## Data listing
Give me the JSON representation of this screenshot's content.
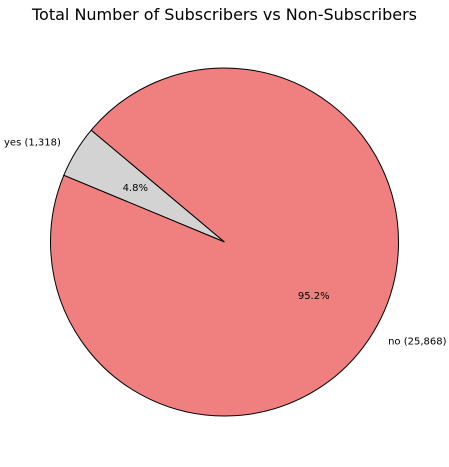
{
  "chart_data": {
    "type": "pie",
    "title": "Total Number of Subscribers vs Non-Subscribers",
    "slices": [
      {
        "category": "yes",
        "value": 1318,
        "label": "yes (1,318)",
        "percent_label": "4.8%",
        "color": "#d3d3d3"
      },
      {
        "category": "no",
        "value": 25868,
        "label": "no (25,868)",
        "percent_label": "95.2%",
        "color": "#f08080"
      }
    ],
    "start_angle_deg": 140,
    "direction": "counterclockwise",
    "edge_color": "#000000",
    "legend": "none"
  }
}
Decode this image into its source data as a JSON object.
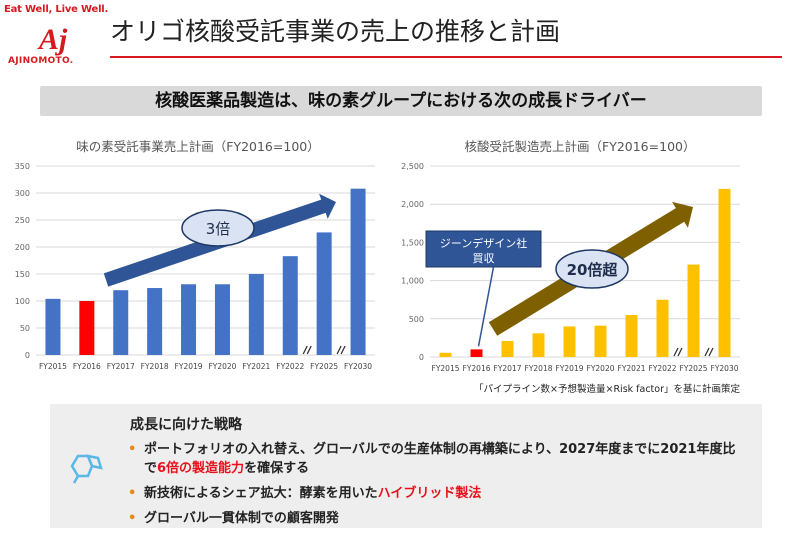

## Goal of the exercise
Set down the lines of the records above exactly, apart from the pictures.

## Response to this task
Give me the JSON representation of this screenshot's content.
{
  "chart_data": {
    "type": "pie",
    "title": "Total Number of Subscribers vs Non-Subscribers",
    "slices": [
      {
        "category": "yes",
        "value": 1318,
        "label": "yes (1,318)",
        "percent_label": "4.8%",
        "color": "#d3d3d3"
      },
      {
        "category": "no",
        "value": 25868,
        "label": "no (25,868)",
        "percent_label": "95.2%",
        "color": "#f08080"
      }
    ],
    "start_angle_deg": 140,
    "direction": "counterclockwise",
    "edge_color": "#000000",
    "legend": "none"
  }
}
Decode this image into its source data as a JSON object.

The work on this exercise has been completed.